EXERCISE - Exactly reproduce all the records, keeping pictures out of the copy.

RECORD SET -
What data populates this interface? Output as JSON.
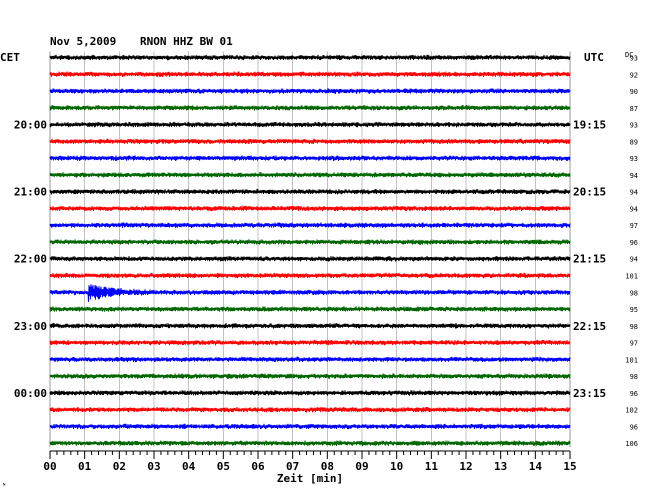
{
  "title": {
    "date": "Nov 5,2009",
    "station": "RNON HHZ BW 01"
  },
  "left_timezone": "CET",
  "right_timezone": "UTC",
  "dc_label": "DC",
  "xlabel": "Zeit [min]",
  "corner_mark": "ᴺ",
  "colors": {
    "black": "#000000",
    "red": "#ff0000",
    "blue": "#0000ff",
    "green": "#006600"
  },
  "chart_data": {
    "type": "line",
    "title": "Nov 5,2009   RNON HHZ BW 01",
    "xlabel": "Zeit [min]",
    "xlim": [
      0,
      15
    ],
    "x_ticks": [
      "00",
      "01",
      "02",
      "03",
      "04",
      "05",
      "06",
      "07",
      "08",
      "09",
      "10",
      "11",
      "12",
      "13",
      "14",
      "15"
    ],
    "traces_per_hour": 4,
    "trace_color_cycle": [
      "black",
      "red",
      "blue",
      "green"
    ],
    "left_hour_labels": [
      {
        "trace": 4,
        "label": "20:00"
      },
      {
        "trace": 8,
        "label": "21:00"
      },
      {
        "trace": 12,
        "label": "22:00"
      },
      {
        "trace": 16,
        "label": "23:00"
      },
      {
        "trace": 20,
        "label": "00:00"
      }
    ],
    "right_hour_labels": [
      {
        "trace": 4,
        "label": "19:15"
      },
      {
        "trace": 8,
        "label": "20:15"
      },
      {
        "trace": 12,
        "label": "21:15"
      },
      {
        "trace": 16,
        "label": "22:15"
      },
      {
        "trace": 20,
        "label": "23:15"
      }
    ],
    "dc_values": [
      93,
      92,
      90,
      87,
      93,
      89,
      93,
      94,
      94,
      94,
      97,
      96,
      94,
      101,
      98,
      95,
      98,
      97,
      101,
      98,
      96,
      102,
      96,
      106
    ],
    "events": [
      {
        "trace": 14,
        "start_min": 1.1,
        "end_min": 3.1
      }
    ]
  }
}
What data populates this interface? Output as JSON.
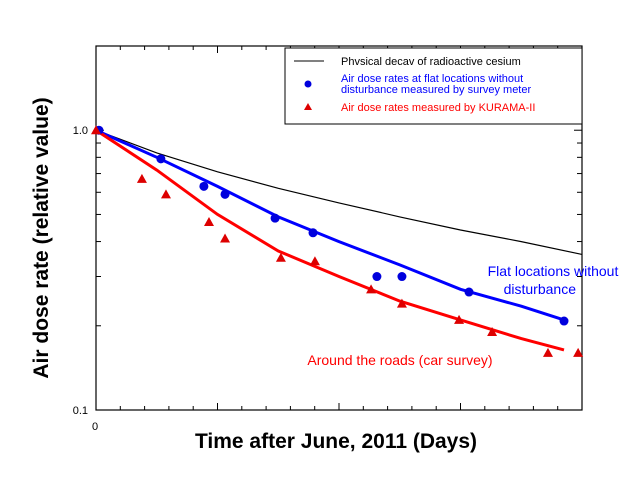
{
  "chart_data": {
    "type": "line",
    "title": "",
    "xlabel": "Time after June, 2011 (Days)",
    "ylabel": "Air dose rate (relative value)",
    "xlim": [
      0,
      2000
    ],
    "ylim": [
      0.1,
      2.0
    ],
    "yscale": "log",
    "x_tick_labels": [
      "0"
    ],
    "y_tick_labels": [
      "1.0",
      "0.1"
    ],
    "grid": false,
    "legend_position": "top-right",
    "series": [
      {
        "name": "Physical decay of radioactive cesium",
        "legend_text": [
          "Phvsical decav of radioactive cesium"
        ],
        "kind": "line",
        "color": "#000000",
        "points": [
          [
            0,
            1.0
          ],
          [
            250,
            0.83
          ],
          [
            500,
            0.71
          ],
          [
            750,
            0.62
          ],
          [
            1000,
            0.55
          ],
          [
            1250,
            0.49
          ],
          [
            1500,
            0.44
          ],
          [
            1750,
            0.4
          ],
          [
            2000,
            0.36
          ]
        ]
      },
      {
        "name": "Air dose rates at flat locations without disturbance measured by survey meter",
        "legend_text": [
          "Air dose rates at flat locations without",
          "disturbance measured by survey meter"
        ],
        "kind": "scatter",
        "marker": "circle",
        "color": "#0000dd",
        "points": [
          [
            12,
            1.0
          ],
          [
            267,
            0.79
          ],
          [
            444,
            0.63
          ],
          [
            531,
            0.59
          ],
          [
            737,
            0.485
          ],
          [
            893,
            0.43
          ],
          [
            1156,
            0.3
          ],
          [
            1259,
            0.3
          ],
          [
            1535,
            0.264
          ],
          [
            1926,
            0.208
          ]
        ]
      },
      {
        "name": "Air dose rates measured by KURAMA-II",
        "legend_text": [
          "Air dose rates measured by KURAMA-II"
        ],
        "kind": "scatter",
        "marker": "triangle",
        "color": "#dd0000",
        "points": [
          [
            0,
            1.0
          ],
          [
            189,
            0.67
          ],
          [
            288,
            0.59
          ],
          [
            465,
            0.47
          ],
          [
            531,
            0.41
          ],
          [
            761,
            0.35
          ],
          [
            901,
            0.34
          ],
          [
            1132,
            0.27
          ],
          [
            1259,
            0.24
          ],
          [
            1494,
            0.21
          ],
          [
            1630,
            0.19
          ],
          [
            1860,
            0.16
          ],
          [
            1984,
            0.16
          ]
        ]
      }
    ],
    "fit_curves": [
      {
        "name": "Flat locations fit",
        "color": "#0000ff",
        "points": [
          [
            0,
            1.0
          ],
          [
            250,
            0.8
          ],
          [
            500,
            0.63
          ],
          [
            750,
            0.49
          ],
          [
            1000,
            0.4
          ],
          [
            1250,
            0.33
          ],
          [
            1500,
            0.27
          ],
          [
            1750,
            0.235
          ],
          [
            1926,
            0.21
          ]
        ]
      },
      {
        "name": "Roads fit",
        "color": "#ff0000",
        "points": [
          [
            0,
            1.0
          ],
          [
            250,
            0.72
          ],
          [
            500,
            0.5
          ],
          [
            750,
            0.37
          ],
          [
            1000,
            0.3
          ],
          [
            1250,
            0.245
          ],
          [
            1500,
            0.21
          ],
          [
            1750,
            0.18
          ],
          [
            1926,
            0.164
          ]
        ]
      }
    ],
    "annotations": [
      {
        "lines": [
          "Flat locations without",
          "disturbance"
        ],
        "color": "#0000ff"
      },
      {
        "lines": [
          "Around the roads (car survey)"
        ],
        "color": "#ff0000"
      }
    ]
  }
}
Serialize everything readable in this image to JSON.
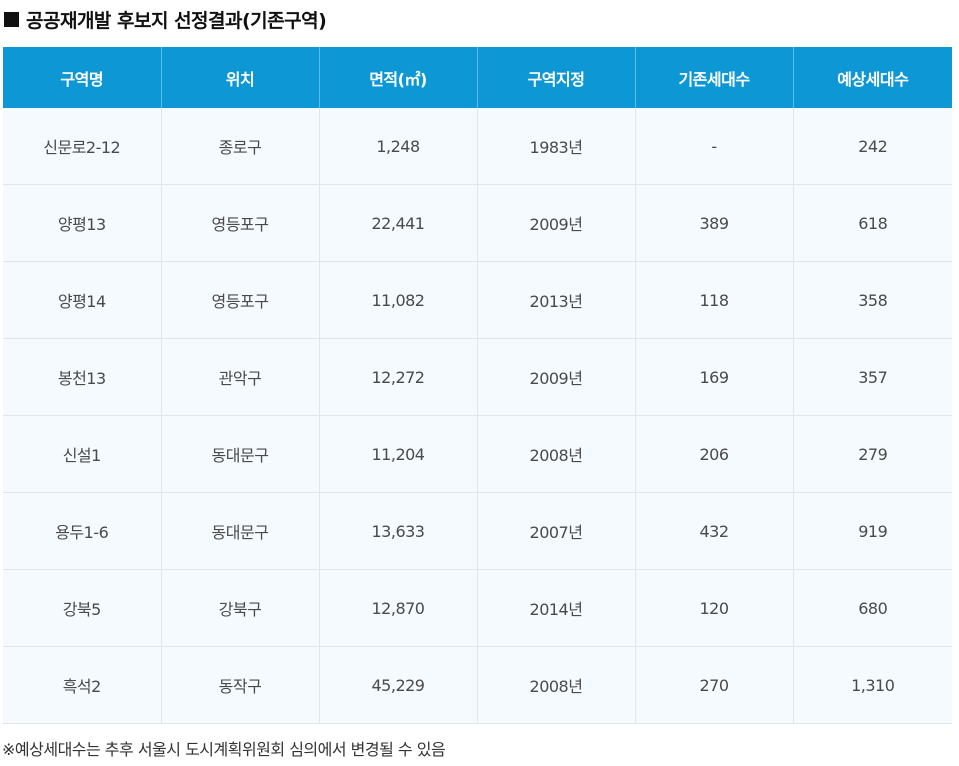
{
  "title": "공공재개발 후보지 선정결과(기존구역)",
  "table": {
    "headers": [
      "구역명",
      "위치",
      "면적(㎡)",
      "구역지정",
      "기존세대수",
      "예상세대수"
    ],
    "rows": [
      [
        "신문로2-12",
        "종로구",
        "1,248",
        "1983년",
        "-",
        "242"
      ],
      [
        "양평13",
        "영등포구",
        "22,441",
        "2009년",
        "389",
        "618"
      ],
      [
        "양평14",
        "영등포구",
        "11,082",
        "2013년",
        "118",
        "358"
      ],
      [
        "봉천13",
        "관악구",
        "12,272",
        "2009년",
        "169",
        "357"
      ],
      [
        "신설1",
        "동대문구",
        "11,204",
        "2008년",
        "206",
        "279"
      ],
      [
        "용두1-6",
        "동대문구",
        "13,633",
        "2007년",
        "432",
        "919"
      ],
      [
        "강북5",
        "강북구",
        "12,870",
        "2014년",
        "120",
        "680"
      ],
      [
        "흑석2",
        "동작구",
        "45,229",
        "2008년",
        "270",
        "1,310"
      ]
    ]
  },
  "footnote": "※예상세대수는 추후 서울시 도시계획위원회 심의에서 변경될 수 있음",
  "colors": {
    "header_bg": "#0e97d5",
    "row_bg": "#f4fafd"
  }
}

RESULT OF THIS EXERCISE -
What data populates this interface? Output as JSON.
{
  "title": {
    "date": "Nov 5,2009",
    "station": "RNON HHZ BW 01"
  },
  "left_timezone": "CET",
  "right_timezone": "UTC",
  "dc_label": "DC",
  "xlabel": "Zeit [min]",
  "corner_mark": "ᴺ",
  "colors": {
    "black": "#000000",
    "red": "#ff0000",
    "blue": "#0000ff",
    "green": "#006600"
  },
  "chart_data": {
    "type": "line",
    "title": "Nov 5,2009   RNON HHZ BW 01",
    "xlabel": "Zeit [min]",
    "xlim": [
      0,
      15
    ],
    "x_ticks": [
      "00",
      "01",
      "02",
      "03",
      "04",
      "05",
      "06",
      "07",
      "08",
      "09",
      "10",
      "11",
      "12",
      "13",
      "14",
      "15"
    ],
    "traces_per_hour": 4,
    "trace_color_cycle": [
      "black",
      "red",
      "blue",
      "green"
    ],
    "left_hour_labels": [
      {
        "trace": 4,
        "label": "20:00"
      },
      {
        "trace": 8,
        "label": "21:00"
      },
      {
        "trace": 12,
        "label": "22:00"
      },
      {
        "trace": 16,
        "label": "23:00"
      },
      {
        "trace": 20,
        "label": "00:00"
      }
    ],
    "right_hour_labels": [
      {
        "trace": 4,
        "label": "19:15"
      },
      {
        "trace": 8,
        "label": "20:15"
      },
      {
        "trace": 12,
        "label": "21:15"
      },
      {
        "trace": 16,
        "label": "22:15"
      },
      {
        "trace": 20,
        "label": "23:15"
      }
    ],
    "dc_values": [
      93,
      92,
      90,
      87,
      93,
      89,
      93,
      94,
      94,
      94,
      97,
      96,
      94,
      101,
      98,
      95,
      98,
      97,
      101,
      98,
      96,
      102,
      96,
      106
    ],
    "events": [
      {
        "trace": 14,
        "start_min": 1.1,
        "end_min": 3.1
      }
    ]
  }
}
What data populates this interface? Output as JSON.
{
  "chart_data": {
    "type": "line",
    "title": "",
    "xlabel": "Time after June, 2011 (Days)",
    "ylabel": "Air dose rate (relative value)",
    "xlim": [
      0,
      2000
    ],
    "ylim": [
      0.1,
      2.0
    ],
    "yscale": "log",
    "x_tick_labels": [
      "0"
    ],
    "y_tick_labels": [
      "1.0",
      "0.1"
    ],
    "grid": false,
    "legend_position": "top-right",
    "series": [
      {
        "name": "Physical decay of radioactive cesium",
        "legend_text": [
          "Phvsical decav of radioactive cesium"
        ],
        "kind": "line",
        "color": "#000000",
        "points": [
          [
            0,
            1.0
          ],
          [
            250,
            0.83
          ],
          [
            500,
            0.71
          ],
          [
            750,
            0.62
          ],
          [
            1000,
            0.55
          ],
          [
            1250,
            0.49
          ],
          [
            1500,
            0.44
          ],
          [
            1750,
            0.4
          ],
          [
            2000,
            0.36
          ]
        ]
      },
      {
        "name": "Air dose rates at flat locations without disturbance measured by survey meter",
        "legend_text": [
          "Air dose rates at flat locations without",
          "disturbance measured by survey meter"
        ],
        "kind": "scatter",
        "marker": "circle",
        "color": "#0000dd",
        "points": [
          [
            12,
            1.0
          ],
          [
            267,
            0.79
          ],
          [
            444,
            0.63
          ],
          [
            531,
            0.59
          ],
          [
            737,
            0.485
          ],
          [
            893,
            0.43
          ],
          [
            1156,
            0.3
          ],
          [
            1259,
            0.3
          ],
          [
            1535,
            0.264
          ],
          [
            1926,
            0.208
          ]
        ]
      },
      {
        "name": "Air dose rates measured by KURAMA-II",
        "legend_text": [
          "Air dose rates measured by KURAMA-II"
        ],
        "kind": "scatter",
        "marker": "triangle",
        "color": "#dd0000",
        "points": [
          [
            0,
            1.0
          ],
          [
            189,
            0.67
          ],
          [
            288,
            0.59
          ],
          [
            465,
            0.47
          ],
          [
            531,
            0.41
          ],
          [
            761,
            0.35
          ],
          [
            901,
            0.34
          ],
          [
            1132,
            0.27
          ],
          [
            1259,
            0.24
          ],
          [
            1494,
            0.21
          ],
          [
            1630,
            0.19
          ],
          [
            1860,
            0.16
          ],
          [
            1984,
            0.16
          ]
        ]
      }
    ],
    "fit_curves": [
      {
        "name": "Flat locations fit",
        "color": "#0000ff",
        "points": [
          [
            0,
            1.0
          ],
          [
            250,
            0.8
          ],
          [
            500,
            0.63
          ],
          [
            750,
            0.49
          ],
          [
            1000,
            0.4
          ],
          [
            1250,
            0.33
          ],
          [
            1500,
            0.27
          ],
          [
            1750,
            0.235
          ],
          [
            1926,
            0.21
          ]
        ]
      },
      {
        "name": "Roads fit",
        "color": "#ff0000",
        "points": [
          [
            0,
            1.0
          ],
          [
            250,
            0.72
          ],
          [
            500,
            0.5
          ],
          [
            750,
            0.37
          ],
          [
            1000,
            0.3
          ],
          [
            1250,
            0.245
          ],
          [
            1500,
            0.21
          ],
          [
            1750,
            0.18
          ],
          [
            1926,
            0.164
          ]
        ]
      }
    ],
    "annotations": [
      {
        "lines": [
          "Flat locations without",
          "disturbance"
        ],
        "color": "#0000ff"
      },
      {
        "lines": [
          "Around the roads (car survey)"
        ],
        "color": "#ff0000"
      }
    ]
  }
}
Serialize everything readable in this image to JSON.
{
  "title": "공공재개발 후보지 선정결과(기존구역)",
  "table": {
    "headers": [
      "구역명",
      "위치",
      "면적(㎡)",
      "구역지정",
      "기존세대수",
      "예상세대수"
    ],
    "rows": [
      [
        "신문로2-12",
        "종로구",
        "1,248",
        "1983년",
        "-",
        "242"
      ],
      [
        "양평13",
        "영등포구",
        "22,441",
        "2009년",
        "389",
        "618"
      ],
      [
        "양평14",
        "영등포구",
        "11,082",
        "2013년",
        "118",
        "358"
      ],
      [
        "봉천13",
        "관악구",
        "12,272",
        "2009년",
        "169",
        "357"
      ],
      [
        "신설1",
        "동대문구",
        "11,204",
        "2008년",
        "206",
        "279"
      ],
      [
        "용두1-6",
        "동대문구",
        "13,633",
        "2007년",
        "432",
        "919"
      ],
      [
        "강북5",
        "강북구",
        "12,870",
        "2014년",
        "120",
        "680"
      ],
      [
        "흑석2",
        "동작구",
        "45,229",
        "2008년",
        "270",
        "1,310"
      ]
    ]
  },
  "footnote": "※예상세대수는 추후 서울시 도시계획위원회 심의에서 변경될 수 있음",
  "colors": {
    "header_bg": "#0e97d5",
    "row_bg": "#f4fafd"
  }
}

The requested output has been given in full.